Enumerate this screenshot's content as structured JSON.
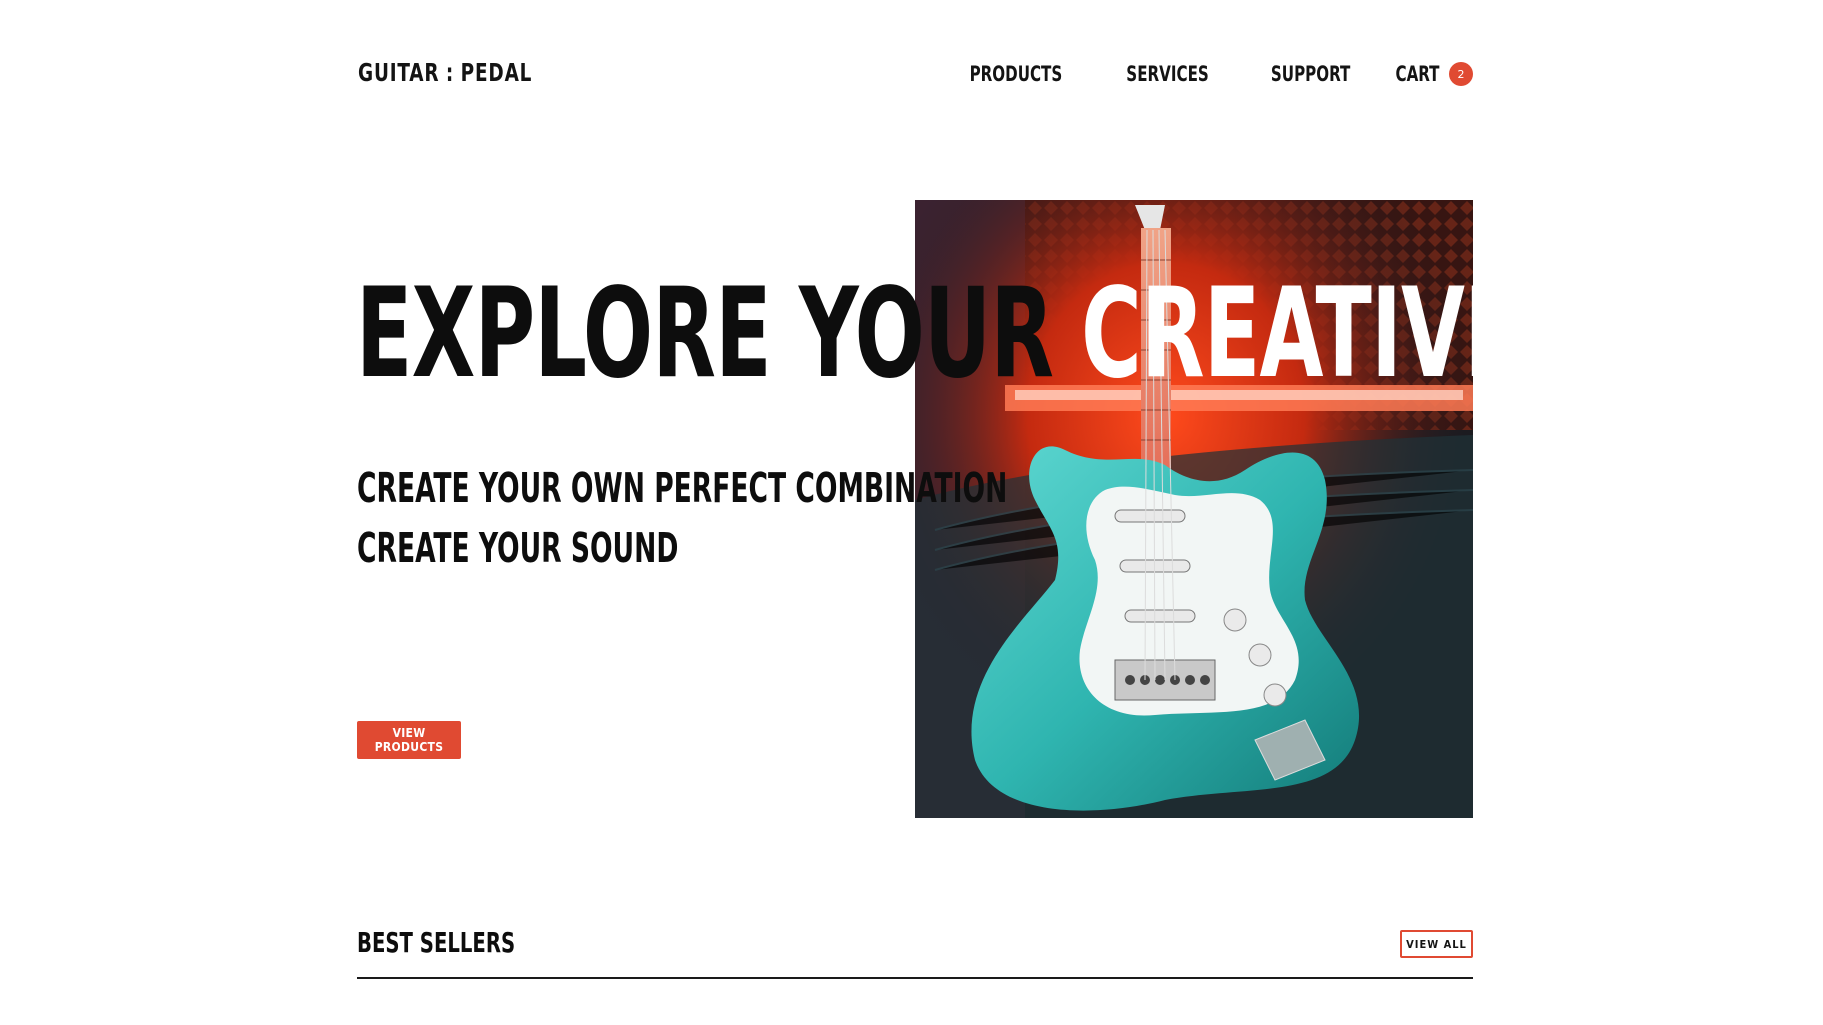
{
  "header": {
    "logo_left": "GUITAR",
    "logo_sep": ":",
    "logo_right": "PEDAL",
    "nav": {
      "products": "PRODUCTS",
      "services": "SERVICES",
      "support": "SUPPORT",
      "cart": "CART",
      "cart_count": "2"
    }
  },
  "hero": {
    "title_dark": "EXPLORE YOUR ",
    "title_light": "CREATIVITY",
    "subtitle_line1": "CREATE YOUR OWN PERFECT COMBINATION",
    "subtitle_line2": "CREATE YOUR SOUND",
    "cta": "VIEW PRODUCTS",
    "image_icon": "electric-guitar-photo"
  },
  "best_sellers": {
    "title": "BEST SELLERS",
    "view_all": "VIEW ALL"
  },
  "colors": {
    "accent": "#e04a32",
    "text": "#0d0d0d",
    "background": "#ffffff"
  }
}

_ _ _

Problem details — Make an exact copy of the listing above. Do not include the pictures.

Solution to this problem —
Enumerate this screenshot's content as structured JSON.
{
  "header": {
    "logo_left": "GUITAR",
    "logo_sep": ":",
    "logo_right": "PEDAL",
    "nav": {
      "products": "PRODUCTS",
      "services": "SERVICES",
      "support": "SUPPORT",
      "cart": "CART",
      "cart_count": "2"
    }
  },
  "hero": {
    "title_dark": "EXPLORE YOUR ",
    "title_light": "CREATIVITY",
    "subtitle_line1": "CREATE YOUR OWN PERFECT COMBINATION",
    "subtitle_line2": "CREATE YOUR SOUND",
    "cta": "VIEW PRODUCTS",
    "image_icon": "electric-guitar-photo"
  },
  "best_sellers": {
    "title": "BEST SELLERS",
    "view_all": "VIEW ALL"
  },
  "colors": {
    "accent": "#e04a32",
    "text": "#0d0d0d",
    "background": "#ffffff"
  }
}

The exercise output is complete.